■ **Task instructions**
Pull each line holding "label" out of the entries below.

Records from a dataset:
::::::

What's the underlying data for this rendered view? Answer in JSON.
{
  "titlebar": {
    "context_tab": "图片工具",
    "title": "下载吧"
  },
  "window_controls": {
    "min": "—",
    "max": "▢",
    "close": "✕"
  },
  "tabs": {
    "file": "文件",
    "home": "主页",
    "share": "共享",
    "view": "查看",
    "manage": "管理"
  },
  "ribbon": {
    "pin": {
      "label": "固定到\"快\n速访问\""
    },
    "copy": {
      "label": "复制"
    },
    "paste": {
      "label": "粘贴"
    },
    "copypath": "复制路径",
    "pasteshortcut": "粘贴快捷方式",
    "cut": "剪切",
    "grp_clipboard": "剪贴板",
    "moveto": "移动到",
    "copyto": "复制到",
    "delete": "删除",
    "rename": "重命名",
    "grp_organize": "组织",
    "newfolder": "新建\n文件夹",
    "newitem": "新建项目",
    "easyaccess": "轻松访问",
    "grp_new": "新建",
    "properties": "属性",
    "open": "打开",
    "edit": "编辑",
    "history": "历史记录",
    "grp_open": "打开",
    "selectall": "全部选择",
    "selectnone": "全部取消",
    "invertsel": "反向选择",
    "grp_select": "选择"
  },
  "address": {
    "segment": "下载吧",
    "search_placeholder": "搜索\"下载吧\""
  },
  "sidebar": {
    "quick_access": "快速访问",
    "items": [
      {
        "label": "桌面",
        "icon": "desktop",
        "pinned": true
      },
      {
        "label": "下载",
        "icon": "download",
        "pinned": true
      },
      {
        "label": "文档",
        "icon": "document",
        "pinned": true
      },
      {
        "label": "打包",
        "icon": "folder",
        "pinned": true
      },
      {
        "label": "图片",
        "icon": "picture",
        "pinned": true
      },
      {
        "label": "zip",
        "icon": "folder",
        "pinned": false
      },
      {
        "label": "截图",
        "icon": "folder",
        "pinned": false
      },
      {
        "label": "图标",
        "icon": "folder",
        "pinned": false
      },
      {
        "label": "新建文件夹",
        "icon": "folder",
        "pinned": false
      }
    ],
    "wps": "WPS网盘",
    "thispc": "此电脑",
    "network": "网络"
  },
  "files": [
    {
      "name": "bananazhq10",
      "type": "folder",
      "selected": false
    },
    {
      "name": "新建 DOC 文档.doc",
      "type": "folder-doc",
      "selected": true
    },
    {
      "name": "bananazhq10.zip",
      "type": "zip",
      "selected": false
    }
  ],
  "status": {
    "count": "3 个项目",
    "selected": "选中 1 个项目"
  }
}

::::::

■ **Result for this task**
      "label": "固定到\"快\n速访问\""
      "label": "复制"
      "label": "粘贴"
        "label": "桌面",
        "label": "下载",
        "label": "文档",
        "label": "打包",
        "label": "图片",
        "label": "zip",
        "label": "截图",
        "label": "图标",
        "label": "新建文件夹",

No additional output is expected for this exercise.